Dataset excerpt
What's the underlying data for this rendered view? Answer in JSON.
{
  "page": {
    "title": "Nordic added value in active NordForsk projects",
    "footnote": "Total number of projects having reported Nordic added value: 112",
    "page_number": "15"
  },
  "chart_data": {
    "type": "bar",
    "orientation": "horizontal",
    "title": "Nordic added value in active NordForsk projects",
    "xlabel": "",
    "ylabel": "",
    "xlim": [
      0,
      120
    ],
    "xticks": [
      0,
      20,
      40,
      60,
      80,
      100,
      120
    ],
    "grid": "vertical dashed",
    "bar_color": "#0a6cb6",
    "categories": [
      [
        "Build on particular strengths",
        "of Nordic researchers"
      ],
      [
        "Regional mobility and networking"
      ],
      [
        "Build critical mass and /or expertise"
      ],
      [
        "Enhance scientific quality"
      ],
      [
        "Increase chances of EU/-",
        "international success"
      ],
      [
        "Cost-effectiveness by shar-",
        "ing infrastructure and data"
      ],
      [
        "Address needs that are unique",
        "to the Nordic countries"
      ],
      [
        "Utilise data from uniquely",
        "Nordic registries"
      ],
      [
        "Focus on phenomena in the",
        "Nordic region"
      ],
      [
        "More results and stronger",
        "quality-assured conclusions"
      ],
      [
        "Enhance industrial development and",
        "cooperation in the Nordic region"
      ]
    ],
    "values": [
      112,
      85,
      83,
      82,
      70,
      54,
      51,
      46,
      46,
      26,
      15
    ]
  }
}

- Written problem -
In the entries above, identify every line with the word "Nordic". Copy those lines.

- Expected answer -
    "title": "Nordic added value in active NordForsk projects",
    "footnote": "Total number of projects having reported Nordic added value: 112",
    "title": "Nordic added value in active NordForsk projects",
        "of Nordic researchers"
        "to the Nordic countries"
        "Nordic registries"
        "Nordic region"
        "cooperation in the Nordic region"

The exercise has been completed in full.